◆ OBJECTIVE: Search the records below for the word "even". Pull out each line that has it.

═════ SUPPLIED ENTRIES ═════

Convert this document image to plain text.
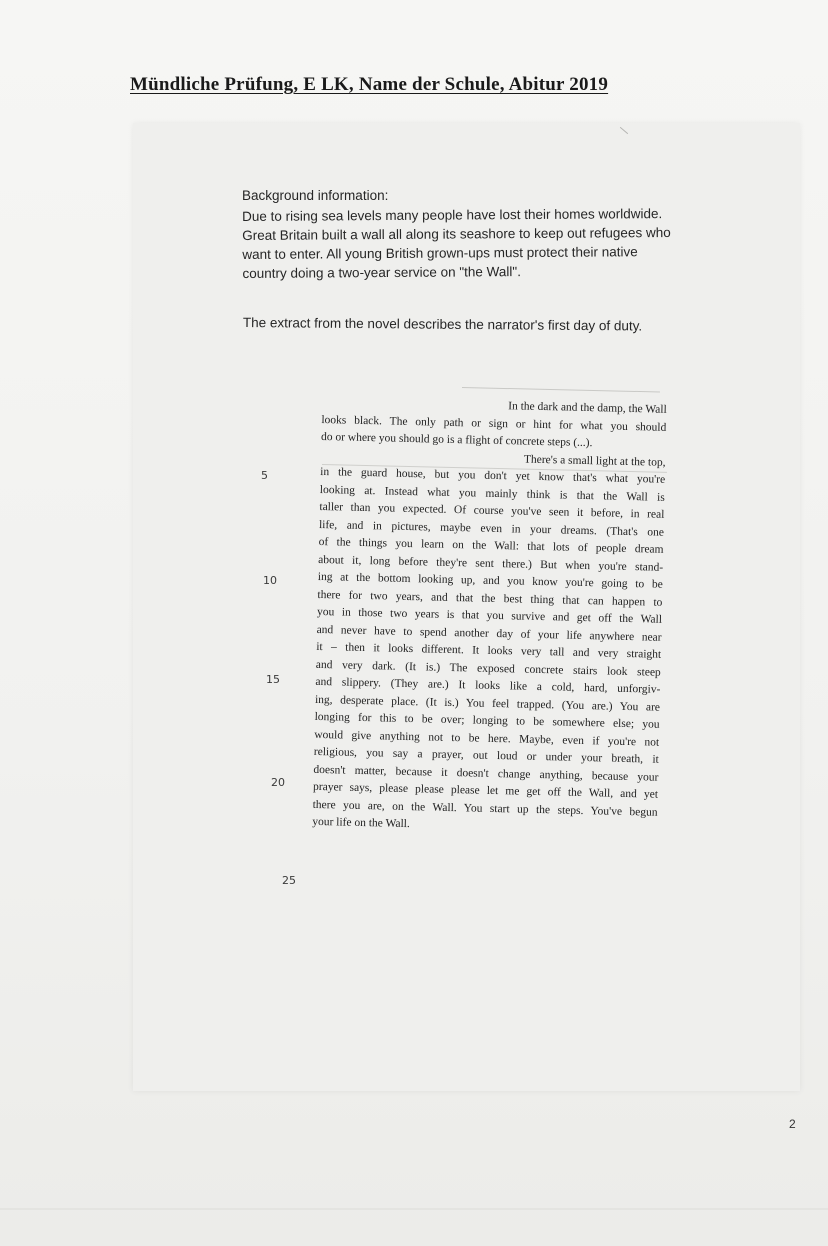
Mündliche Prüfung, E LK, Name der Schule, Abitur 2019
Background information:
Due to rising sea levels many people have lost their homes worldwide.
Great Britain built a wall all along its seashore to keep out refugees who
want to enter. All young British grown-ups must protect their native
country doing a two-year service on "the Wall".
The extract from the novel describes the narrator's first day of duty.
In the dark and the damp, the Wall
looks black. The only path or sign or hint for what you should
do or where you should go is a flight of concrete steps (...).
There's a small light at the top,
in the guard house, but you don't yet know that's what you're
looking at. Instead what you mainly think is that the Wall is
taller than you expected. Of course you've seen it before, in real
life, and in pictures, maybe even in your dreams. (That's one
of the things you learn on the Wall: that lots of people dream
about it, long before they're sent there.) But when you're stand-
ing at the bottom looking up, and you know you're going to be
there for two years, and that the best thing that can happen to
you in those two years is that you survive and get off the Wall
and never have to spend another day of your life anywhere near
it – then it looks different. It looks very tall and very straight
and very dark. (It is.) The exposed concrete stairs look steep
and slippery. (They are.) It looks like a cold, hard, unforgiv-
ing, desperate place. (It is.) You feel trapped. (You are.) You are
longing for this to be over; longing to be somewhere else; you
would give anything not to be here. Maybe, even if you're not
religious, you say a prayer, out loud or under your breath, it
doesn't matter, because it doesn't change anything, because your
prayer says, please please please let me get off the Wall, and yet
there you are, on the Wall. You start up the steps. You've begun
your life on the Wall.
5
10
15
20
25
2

═════

◆ SOLUTION TO THIS EXERCISE:
life, and in pictures, maybe even in your dreams. (That's one
would give anything not to be here. Maybe, even if you're not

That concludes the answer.